= WHAT YOU HAVE TO DO =
Reproduce every record below exactly as it appears.

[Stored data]
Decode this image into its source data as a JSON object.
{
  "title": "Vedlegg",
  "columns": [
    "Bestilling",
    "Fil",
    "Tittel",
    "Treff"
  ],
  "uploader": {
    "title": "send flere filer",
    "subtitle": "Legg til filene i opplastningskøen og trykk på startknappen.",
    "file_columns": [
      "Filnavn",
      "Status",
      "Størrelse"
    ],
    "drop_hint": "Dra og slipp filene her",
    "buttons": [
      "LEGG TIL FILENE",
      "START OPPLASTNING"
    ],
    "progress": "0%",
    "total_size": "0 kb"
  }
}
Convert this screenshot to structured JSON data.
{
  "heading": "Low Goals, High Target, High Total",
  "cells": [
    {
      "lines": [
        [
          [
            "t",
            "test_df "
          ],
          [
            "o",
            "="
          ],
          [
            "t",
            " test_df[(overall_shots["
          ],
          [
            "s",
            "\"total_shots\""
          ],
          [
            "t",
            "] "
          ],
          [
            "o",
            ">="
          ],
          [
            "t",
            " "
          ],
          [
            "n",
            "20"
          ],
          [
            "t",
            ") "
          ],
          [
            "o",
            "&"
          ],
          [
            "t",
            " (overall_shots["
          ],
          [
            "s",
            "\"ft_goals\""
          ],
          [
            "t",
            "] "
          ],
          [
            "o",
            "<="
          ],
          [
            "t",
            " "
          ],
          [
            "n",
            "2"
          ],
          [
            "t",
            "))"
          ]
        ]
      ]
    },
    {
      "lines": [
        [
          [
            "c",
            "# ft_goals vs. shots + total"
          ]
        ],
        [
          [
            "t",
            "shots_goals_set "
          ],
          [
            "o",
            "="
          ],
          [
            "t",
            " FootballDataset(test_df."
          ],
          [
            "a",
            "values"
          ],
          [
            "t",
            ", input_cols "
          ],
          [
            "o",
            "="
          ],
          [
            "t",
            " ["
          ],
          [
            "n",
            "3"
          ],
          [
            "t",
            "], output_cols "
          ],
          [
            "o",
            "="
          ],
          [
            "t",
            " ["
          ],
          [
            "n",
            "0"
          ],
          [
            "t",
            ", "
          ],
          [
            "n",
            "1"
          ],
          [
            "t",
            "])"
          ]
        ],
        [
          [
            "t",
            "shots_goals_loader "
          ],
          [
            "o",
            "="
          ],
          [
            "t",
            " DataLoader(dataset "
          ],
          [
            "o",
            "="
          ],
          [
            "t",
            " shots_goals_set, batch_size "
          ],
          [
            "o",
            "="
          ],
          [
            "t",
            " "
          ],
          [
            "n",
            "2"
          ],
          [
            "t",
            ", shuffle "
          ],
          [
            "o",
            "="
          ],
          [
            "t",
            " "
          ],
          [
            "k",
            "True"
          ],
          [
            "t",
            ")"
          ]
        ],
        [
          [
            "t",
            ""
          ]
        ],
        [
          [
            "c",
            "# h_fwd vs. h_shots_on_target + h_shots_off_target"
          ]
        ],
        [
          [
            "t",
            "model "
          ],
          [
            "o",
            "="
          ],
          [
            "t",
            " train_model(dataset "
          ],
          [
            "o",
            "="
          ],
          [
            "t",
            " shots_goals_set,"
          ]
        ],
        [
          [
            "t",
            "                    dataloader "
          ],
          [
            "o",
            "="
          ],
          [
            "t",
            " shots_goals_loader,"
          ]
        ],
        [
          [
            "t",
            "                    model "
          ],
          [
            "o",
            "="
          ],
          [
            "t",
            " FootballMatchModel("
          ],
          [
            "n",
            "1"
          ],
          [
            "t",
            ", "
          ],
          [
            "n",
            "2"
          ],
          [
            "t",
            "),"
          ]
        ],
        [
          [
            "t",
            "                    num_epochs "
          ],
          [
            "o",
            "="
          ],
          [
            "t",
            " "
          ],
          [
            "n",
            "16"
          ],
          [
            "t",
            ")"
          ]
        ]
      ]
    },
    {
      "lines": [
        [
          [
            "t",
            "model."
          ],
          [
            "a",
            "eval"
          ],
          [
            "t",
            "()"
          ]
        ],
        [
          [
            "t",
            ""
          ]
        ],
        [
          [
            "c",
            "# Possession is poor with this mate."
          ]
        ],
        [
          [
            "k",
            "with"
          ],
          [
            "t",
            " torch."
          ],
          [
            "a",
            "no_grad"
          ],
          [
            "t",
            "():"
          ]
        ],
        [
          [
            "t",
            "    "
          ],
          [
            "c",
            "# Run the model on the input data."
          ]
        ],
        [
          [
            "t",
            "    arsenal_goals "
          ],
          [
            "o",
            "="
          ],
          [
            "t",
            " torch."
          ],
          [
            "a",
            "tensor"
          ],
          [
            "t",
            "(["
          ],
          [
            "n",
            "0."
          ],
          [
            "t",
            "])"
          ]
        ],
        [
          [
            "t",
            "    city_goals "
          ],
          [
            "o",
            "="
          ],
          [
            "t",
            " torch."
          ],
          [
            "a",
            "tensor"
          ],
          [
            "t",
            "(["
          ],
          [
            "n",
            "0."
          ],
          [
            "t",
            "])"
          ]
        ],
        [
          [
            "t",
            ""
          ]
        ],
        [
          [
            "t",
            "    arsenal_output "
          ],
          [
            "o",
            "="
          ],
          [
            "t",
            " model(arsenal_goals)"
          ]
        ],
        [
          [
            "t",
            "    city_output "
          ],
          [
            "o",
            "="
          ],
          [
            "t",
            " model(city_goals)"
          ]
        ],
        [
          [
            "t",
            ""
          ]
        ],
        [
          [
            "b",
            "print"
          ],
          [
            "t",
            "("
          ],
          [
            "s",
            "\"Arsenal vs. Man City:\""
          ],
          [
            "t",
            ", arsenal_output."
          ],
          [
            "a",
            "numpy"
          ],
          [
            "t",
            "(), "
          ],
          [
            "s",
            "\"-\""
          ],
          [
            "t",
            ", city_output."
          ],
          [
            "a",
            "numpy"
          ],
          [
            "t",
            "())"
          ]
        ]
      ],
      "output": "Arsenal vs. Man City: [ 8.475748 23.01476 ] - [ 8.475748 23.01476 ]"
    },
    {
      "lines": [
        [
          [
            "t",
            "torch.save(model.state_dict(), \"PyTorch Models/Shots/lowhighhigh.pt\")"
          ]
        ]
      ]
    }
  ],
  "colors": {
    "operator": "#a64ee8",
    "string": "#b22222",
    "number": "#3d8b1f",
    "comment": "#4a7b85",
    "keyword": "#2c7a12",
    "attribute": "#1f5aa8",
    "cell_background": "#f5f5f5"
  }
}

= CORRECT OUTPUT =
Decode this image into its source data as a JSON object.
{
  "title": "Vedlegg",
  "columns": [
    "Bestilling",
    "Fil",
    "Tittel",
    "Treff"
  ],
  "uploader": {
    "title": "send flere filer",
    "subtitle": "Legg til filene i opplastningskøen og trykk på startknappen.",
    "file_columns": [
      "Filnavn",
      "Status",
      "Størrelse"
    ],
    "drop_hint": "Dra og slipp filene her",
    "buttons": [
      "LEGG TIL FILENE",
      "START OPPLASTNING"
    ],
    "progress": "0%",
    "total_size": "0 kb"
  }
}
Convert this screenshot to structured JSON data.
{
  "heading": "Low Goals, High Target, High Total",
  "cells": [
    {
      "lines": [
        [
          [
            "t",
            "test_df "
          ],
          [
            "o",
            "="
          ],
          [
            "t",
            " test_df[(overall_shots["
          ],
          [
            "s",
            "\"total_shots\""
          ],
          [
            "t",
            "] "
          ],
          [
            "o",
            ">="
          ],
          [
            "t",
            " "
          ],
          [
            "n",
            "20"
          ],
          [
            "t",
            ") "
          ],
          [
            "o",
            "&"
          ],
          [
            "t",
            " (overall_shots["
          ],
          [
            "s",
            "\"ft_goals\""
          ],
          [
            "t",
            "] "
          ],
          [
            "o",
            "<="
          ],
          [
            "t",
            " "
          ],
          [
            "n",
            "2"
          ],
          [
            "t",
            "))"
          ]
        ]
      ]
    },
    {
      "lines": [
        [
          [
            "c",
            "# ft_goals vs. shots + total"
          ]
        ],
        [
          [
            "t",
            "shots_goals_set "
          ],
          [
            "o",
            "="
          ],
          [
            "t",
            " FootballDataset(test_df."
          ],
          [
            "a",
            "values"
          ],
          [
            "t",
            ", input_cols "
          ],
          [
            "o",
            "="
          ],
          [
            "t",
            " ["
          ],
          [
            "n",
            "3"
          ],
          [
            "t",
            "], output_cols "
          ],
          [
            "o",
            "="
          ],
          [
            "t",
            " ["
          ],
          [
            "n",
            "0"
          ],
          [
            "t",
            ", "
          ],
          [
            "n",
            "1"
          ],
          [
            "t",
            "])"
          ]
        ],
        [
          [
            "t",
            "shots_goals_loader "
          ],
          [
            "o",
            "="
          ],
          [
            "t",
            " DataLoader(dataset "
          ],
          [
            "o",
            "="
          ],
          [
            "t",
            " shots_goals_set, batch_size "
          ],
          [
            "o",
            "="
          ],
          [
            "t",
            " "
          ],
          [
            "n",
            "2"
          ],
          [
            "t",
            ", shuffle "
          ],
          [
            "o",
            "="
          ],
          [
            "t",
            " "
          ],
          [
            "k",
            "True"
          ],
          [
            "t",
            ")"
          ]
        ],
        [
          [
            "t",
            ""
          ]
        ],
        [
          [
            "c",
            "# h_fwd vs. h_shots_on_target + h_shots_off_target"
          ]
        ],
        [
          [
            "t",
            "model "
          ],
          [
            "o",
            "="
          ],
          [
            "t",
            " train_model(dataset "
          ],
          [
            "o",
            "="
          ],
          [
            "t",
            " shots_goals_set,"
          ]
        ],
        [
          [
            "t",
            "                    dataloader "
          ],
          [
            "o",
            "="
          ],
          [
            "t",
            " shots_goals_loader,"
          ]
        ],
        [
          [
            "t",
            "                    model "
          ],
          [
            "o",
            "="
          ],
          [
            "t",
            " FootballMatchModel("
          ],
          [
            "n",
            "1"
          ],
          [
            "t",
            ", "
          ],
          [
            "n",
            "2"
          ],
          [
            "t",
            "),"
          ]
        ],
        [
          [
            "t",
            "                    num_epochs "
          ],
          [
            "o",
            "="
          ],
          [
            "t",
            " "
          ],
          [
            "n",
            "16"
          ],
          [
            "t",
            ")"
          ]
        ]
      ]
    },
    {
      "lines": [
        [
          [
            "t",
            "model."
          ],
          [
            "a",
            "eval"
          ],
          [
            "t",
            "()"
          ]
        ],
        [
          [
            "t",
            ""
          ]
        ],
        [
          [
            "c",
            "# Possession is poor with this mate."
          ]
        ],
        [
          [
            "k",
            "with"
          ],
          [
            "t",
            " torch."
          ],
          [
            "a",
            "no_grad"
          ],
          [
            "t",
            "():"
          ]
        ],
        [
          [
            "t",
            "    "
          ],
          [
            "c",
            "# Run the model on the input data."
          ]
        ],
        [
          [
            "t",
            "    arsenal_goals "
          ],
          [
            "o",
            "="
          ],
          [
            "t",
            " torch."
          ],
          [
            "a",
            "tensor"
          ],
          [
            "t",
            "(["
          ],
          [
            "n",
            "0."
          ],
          [
            "t",
            "])"
          ]
        ],
        [
          [
            "t",
            "    city_goals "
          ],
          [
            "o",
            "="
          ],
          [
            "t",
            " torch."
          ],
          [
            "a",
            "tensor"
          ],
          [
            "t",
            "(["
          ],
          [
            "n",
            "0."
          ],
          [
            "t",
            "])"
          ]
        ],
        [
          [
            "t",
            ""
          ]
        ],
        [
          [
            "t",
            "    arsenal_output "
          ],
          [
            "o",
            "="
          ],
          [
            "t",
            " model(arsenal_goals)"
          ]
        ],
        [
          [
            "t",
            "    city_output "
          ],
          [
            "o",
            "="
          ],
          [
            "t",
            " model(city_goals)"
          ]
        ],
        [
          [
            "t",
            ""
          ]
        ],
        [
          [
            "b",
            "print"
          ],
          [
            "t",
            "("
          ],
          [
            "s",
            "\"Arsenal vs. Man City:\""
          ],
          [
            "t",
            ", arsenal_output."
          ],
          [
            "a",
            "numpy"
          ],
          [
            "t",
            "(), "
          ],
          [
            "s",
            "\"-\""
          ],
          [
            "t",
            ", city_output."
          ],
          [
            "a",
            "numpy"
          ],
          [
            "t",
            "())"
          ]
        ]
      ],
      "output": "Arsenal vs. Man City: [ 8.475748 23.01476 ] - [ 8.475748 23.01476 ]"
    },
    {
      "lines": [
        [
          [
            "t",
            "torch.save(model.state_dict(), \"PyTorch Models/Shots/lowhighhigh.pt\")"
          ]
        ]
      ]
    }
  ],
  "colors": {
    "operator": "#a64ee8",
    "string": "#b22222",
    "number": "#3d8b1f",
    "comment": "#4a7b85",
    "keyword": "#2c7a12",
    "attribute": "#1f5aa8",
    "cell_background": "#f5f5f5"
  }
}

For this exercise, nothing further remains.